[Recorded data]
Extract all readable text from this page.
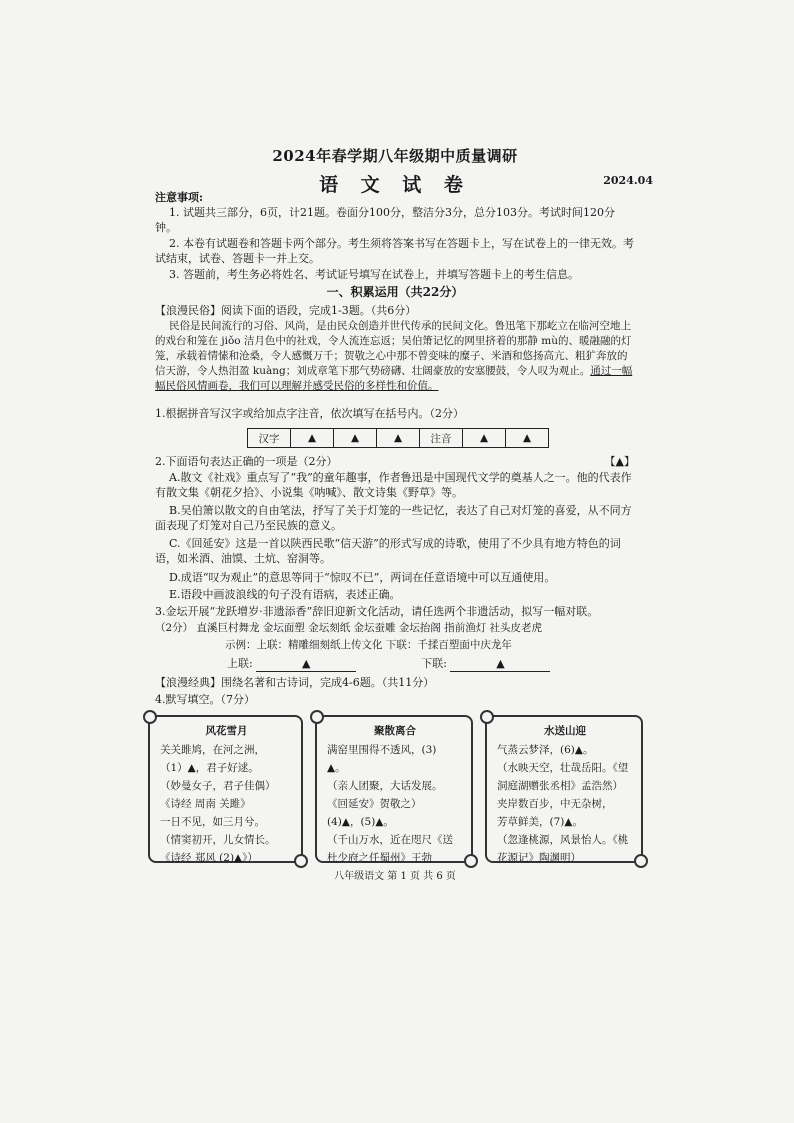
2024年春学期八年级期中质量调研
语 文 试 卷	2024.04
注意事项:
1. 试题共三部分，6页，计21题。卷面分100分，整洁分3分，总分103分。考试时间120分钟。
2. 本卷有试题卷和答题卡两个部分。考生须将答案书写在答题卡上，写在试卷上的一律无效。考试结束，试卷、答题卡一并上交。
3. 答题前，考生务必将姓名、考试证号填写在试卷上，并填写答题卡上的考生信息。
一、积累运用（共22分）
【浪漫民俗】阅读下面的语段，完成1-3题。（共6分）
民俗是民间流行的习俗、风尚，是由民众创造并世代传承的民间文化。鲁迅笔下那屹立在临河空地上的戏台和笼在 jiǒo 洁月色中的社戏，令人流连忘返；吴伯箫记忆的网里挤着的那静 mù的、暖融融的灯笼，承载着情愫和沧桑，令人感慨万千；贺敬之心中那不曾变味的糜子、米酒和悠扬高亢、粗犷奔放的信天游，令人热泪盈 kuàng；刘成章笔下那气势磅礴、壮阔豪放的安塞腰鼓，令人叹为观止。通过一幅幅民俗风情画卷，我们可以理解并感受民俗的多样性和价值。
1.根据拼音写汉字或给加点字注音，依次填写在括号内。（2分）
汉字	▲	▲	▲	注音	▲	▲
2.下面语句表达正确的一项是（2分）	【▲】
A.散文《社戏》重点写了“我”的童年趣事，作者鲁迅是中国现代文学的奠基人之一。他的代表作有散文集《朝花夕拾》、小说集《呐喊》、散文诗集《野草》等。
B.吴伯箫以散文的自由笔法，抒写了关于灯笼的一些记忆，表达了自己对灯笼的喜爱，从不同方面表现了灯笼对自己乃至民族的意义。
C.《回延安》这是一首以陕西民歌“信天游”的形式写成的诗歌，使用了不少具有地方特色的词语，如米酒、油馍、土炕、窑洞等。
D.成语“叹为观止”的意思等同于“惊叹不已”，两词在任意语境中可以互通使用。
E.语段中画波浪线的句子没有语病，表述正确。
3.金坛开展“龙跃增岁·非遗添香”辞旧迎新文化活动，请任选两个非遗活动，拟写一幅对联。
（2分） 直溪巨村舞龙 金坛面塑 金坛刻纸 金坛蚕雕 金坛抬阁 指前渔灯 社头皮老虎
示例：上联：精雕细刻纸上传文化 下联：千揉百塑面中庆龙年
上联:	▲	下联:	▲
【浪漫经典】围绕名著和古诗词，完成4-6题。（共11分）
4.默写填空。（7分）
风花雪月
关关雎鸠，在河之洲，
（1）▲，君子好逑。
（妙曼女子，君子佳偶）
《诗经 周南 关雎》
一日不见，如三月兮。
（情窦初开，儿女情长。
《诗经 郑风 (2)▲》）
聚散离合
满窑里围得不透风，(3)
▲。
（亲人团聚，大话发展。
《回延安》贺敬之）
(4)▲，(5)▲。
（千山万水，近在咫尺《送
杜少府之任蜀州》王勃
水送山迎
气蒸云梦泽，(6)▲。
（水映天空，壮哉岳阳。《望
洞庭湖赠张丞相》孟浩然）
夹岸数百步，中无杂树，
芳草鲜美，(7)▲。
（忽逢桃源，风景怡人。《桃
花源记》陶渊明）
八年级语文 第 1 页 共 6 页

_EXERCISE DESCRIPTION_
The listing above needs to be output again exactly. Don't include the pictures.

_RESPONSE TO THIS EXERCISE_
Extract all readable text from this page.
2024年春学期八年级期中质量调研
语 文 试 卷	2024.04
注意事项:
1. 试题共三部分，6页，计21题。卷面分100分，整洁分3分，总分103分。考试时间120分钟。
2. 本卷有试题卷和答题卡两个部分。考生须将答案书写在答题卡上，写在试卷上的一律无效。考试结束，试卷、答题卡一并上交。
3. 答题前，考生务必将姓名、考试证号填写在试卷上，并填写答题卡上的考生信息。
一、积累运用（共22分）
【浪漫民俗】阅读下面的语段，完成1-3题。（共6分）
民俗是民间流行的习俗、风尚，是由民众创造并世代传承的民间文化。鲁迅笔下那屹立在临河空地上的戏台和笼在 jiǒo 洁月色中的社戏，令人流连忘返；吴伯箫记忆的网里挤着的那静 mù的、暖融融的灯笼，承载着情愫和沧桑，令人感慨万千；贺敬之心中那不曾变味的糜子、米酒和悠扬高亢、粗犷奔放的信天游，令人热泪盈 kuàng；刘成章笔下那气势磅礴、壮阔豪放的安塞腰鼓，令人叹为观止。通过一幅幅民俗风情画卷，我们可以理解并感受民俗的多样性和价值。
1.根据拼音写汉字或给加点字注音，依次填写在括号内。（2分）
汉字	▲	▲	▲	注音	▲	▲
2.下面语句表达正确的一项是（2分）	【▲】
A.散文《社戏》重点写了“我”的童年趣事，作者鲁迅是中国现代文学的奠基人之一。他的代表作有散文集《朝花夕拾》、小说集《呐喊》、散文诗集《野草》等。
B.吴伯箫以散文的自由笔法，抒写了关于灯笼的一些记忆，表达了自己对灯笼的喜爱，从不同方面表现了灯笼对自己乃至民族的意义。
C.《回延安》这是一首以陕西民歌“信天游”的形式写成的诗歌，使用了不少具有地方特色的词语，如米酒、油馍、土炕、窑洞等。
D.成语“叹为观止”的意思等同于“惊叹不已”，两词在任意语境中可以互通使用。
E.语段中画波浪线的句子没有语病，表述正确。
3.金坛开展“龙跃增岁·非遗添香”辞旧迎新文化活动，请任选两个非遗活动，拟写一幅对联。
（2分） 直溪巨村舞龙 金坛面塑 金坛刻纸 金坛蚕雕 金坛抬阁 指前渔灯 社头皮老虎
示例：上联：精雕细刻纸上传文化 下联：千揉百塑面中庆龙年
上联:	▲	下联:	▲
【浪漫经典】围绕名著和古诗词，完成4-6题。（共11分）
4.默写填空。（7分）
风花雪月
关关雎鸠，在河之洲，
（1）▲，君子好逑。
（妙曼女子，君子佳偶）
《诗经 周南 关雎》
一日不见，如三月兮。
（情窦初开，儿女情长。
《诗经 郑风 (2)▲》）
聚散离合
满窑里围得不透风，(3)
▲。
（亲人团聚，大话发展。
《回延安》贺敬之）
(4)▲，(5)▲。
（千山万水，近在咫尺《送
杜少府之任蜀州》王勃
水送山迎
气蒸云梦泽，(6)▲。
（水映天空，壮哉岳阳。《望
洞庭湖赠张丞相》孟浩然）
夹岸数百步，中无杂树，
芳草鲜美，(7)▲。
（忽逢桃源，风景怡人。《桃
花源记》陶渊明）
八年级语文 第 1 页 共 6 页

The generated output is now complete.